■ **Consigne**
Poursuivez l'extrait sur les revendications salariales des soignants du CHU à partir de sa dernière phrase.

■ **Extrait**
____________________
Et pour cause, pour la majorité, la crise sanitaire n’a vraiment rien changé : le monde hospitalier d’après ressemble désespérément à celui d’avant et les héros d’hier ont été vite oubliés.
Ce qu’illustre la prise de parole de cette infirmière de bloc, en forme de réquisitoire. « Ça fait un an et demi que je manifeste et ça fait autant de temps que nous demandons plus de tout. On ne peut pas laisser des infirmières à 1 750 euros par mois et des aides-soignants à 1 400 euros. Il va falloir mieux nous payer et nous donner les moyens de mieux soigner correctement en toute humanité ! »
Autre témoignage que celui de Samir Baloul, brancardier au CHU depuis six ans. Estimant faire partie des « oubliés de la santé », ce dernier réclame la reconnaissance de son statut pour un meilleur salaire et plus de considération.
Six milliards d’euros sur la table pour la revalorisation des salaires
« Nos revendications n’ont pas abouti et le ministère de la Santé ne répond pas à nos exigences », lance au mégaphone Kevin, cadre santé et membre de l’intersyndicale. « Le gouvernement propose d’augmenter certains salaires, certaines professions et pas d’autres, poursuit-il. Nous, ce que nous voulons c’est une augmentation pour toutes les professions de santé et du médico-social. »
De fait, Olivier Véran, le ministre de la Santé a déjà lâché du lest en allouant 6 milliards d’euros à la revalorisation des salaires des personnels soignants « hors médecins ». Une somme à partager entre les hôpitaux, les Ehpad publics, mais aussi, pour partie, le secteur privé.
« Nous avons une enveloppe mais aucun chiffrage, pas d’échéance et aucun détail des mesures qui seront prises », déplore Chantal Sala, secrétaire générale CGT Santé au CHU. D’ailleurs, pour le syndicat, cette somme s’avère insuffisante et n’est pas « à la hauteur des remerciements aux soignants ».
____________________
■ **Lignes présentées**
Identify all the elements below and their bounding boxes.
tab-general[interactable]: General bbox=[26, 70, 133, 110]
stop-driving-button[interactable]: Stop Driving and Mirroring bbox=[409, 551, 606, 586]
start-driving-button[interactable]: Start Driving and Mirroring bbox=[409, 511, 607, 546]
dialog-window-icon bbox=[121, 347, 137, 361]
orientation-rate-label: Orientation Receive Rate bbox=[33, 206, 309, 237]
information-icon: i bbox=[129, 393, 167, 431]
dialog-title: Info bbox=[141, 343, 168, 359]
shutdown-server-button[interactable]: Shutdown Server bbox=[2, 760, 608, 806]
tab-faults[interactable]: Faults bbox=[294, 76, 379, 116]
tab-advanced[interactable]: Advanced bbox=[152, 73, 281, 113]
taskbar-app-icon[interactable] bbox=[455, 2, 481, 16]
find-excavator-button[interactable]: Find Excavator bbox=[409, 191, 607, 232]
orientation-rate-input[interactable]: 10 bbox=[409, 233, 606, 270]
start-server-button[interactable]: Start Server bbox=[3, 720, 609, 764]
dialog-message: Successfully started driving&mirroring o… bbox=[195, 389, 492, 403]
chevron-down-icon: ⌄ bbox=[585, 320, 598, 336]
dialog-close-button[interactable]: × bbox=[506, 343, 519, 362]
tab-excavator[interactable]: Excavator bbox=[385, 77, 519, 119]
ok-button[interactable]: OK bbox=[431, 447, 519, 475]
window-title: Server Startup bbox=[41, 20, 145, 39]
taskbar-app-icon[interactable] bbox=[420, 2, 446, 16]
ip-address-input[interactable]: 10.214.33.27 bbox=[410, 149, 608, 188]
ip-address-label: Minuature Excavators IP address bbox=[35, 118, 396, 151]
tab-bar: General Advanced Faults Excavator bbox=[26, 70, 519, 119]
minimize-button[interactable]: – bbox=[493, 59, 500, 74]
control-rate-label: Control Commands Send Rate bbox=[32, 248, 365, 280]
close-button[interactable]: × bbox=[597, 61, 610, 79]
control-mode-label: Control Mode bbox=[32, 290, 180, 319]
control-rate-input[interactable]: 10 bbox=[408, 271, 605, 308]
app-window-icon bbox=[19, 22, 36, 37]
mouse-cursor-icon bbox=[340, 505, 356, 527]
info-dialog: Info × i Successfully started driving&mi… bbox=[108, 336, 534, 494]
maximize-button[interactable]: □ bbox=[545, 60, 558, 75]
____________________
■ **Production attendue**
Car, estime la centrale syndicale, « il en faudrait bien plus pour pallier les manques budgétaires cumulés que nous dénonçons depuis des années ».
Prochain rendez-vous le 14 juillet, jour d’hommage aux soignants
Autre motif d’insatisfaction pour les syndicats : la rallonge de 300 millions d’euros destinée à revaloriser les salaires des médecins hospitaliers. Une somme jugée « décevante » et au sujet de laquelle ils demandent instamment au ministre de réviser sa copie.
Face à ce conflit social qui n’en finit plus, le ministre des Finances, Bruno Le Maire a assuré ce mardi qu’il serait au rendez-vous « pour faire ce qu’il faut pour les personnels soignants ». Sans toutefois citer aucun chiffre
Échaudés, les syndicats dénoncent, quant à eux, le décalage « entre ce qui a été dit pendant des mois qu’il serait fait pour l’hôpital et la réalité des annonces ». Et évoquent la date du 14 juillet pour une future mobilisation des personnels hospitaliers. Pile le jour choisi par Emmanuel Macron pour rendre hommage aux soignants n’ayant pas ménagé leur peine pendant la crise du coronavirus.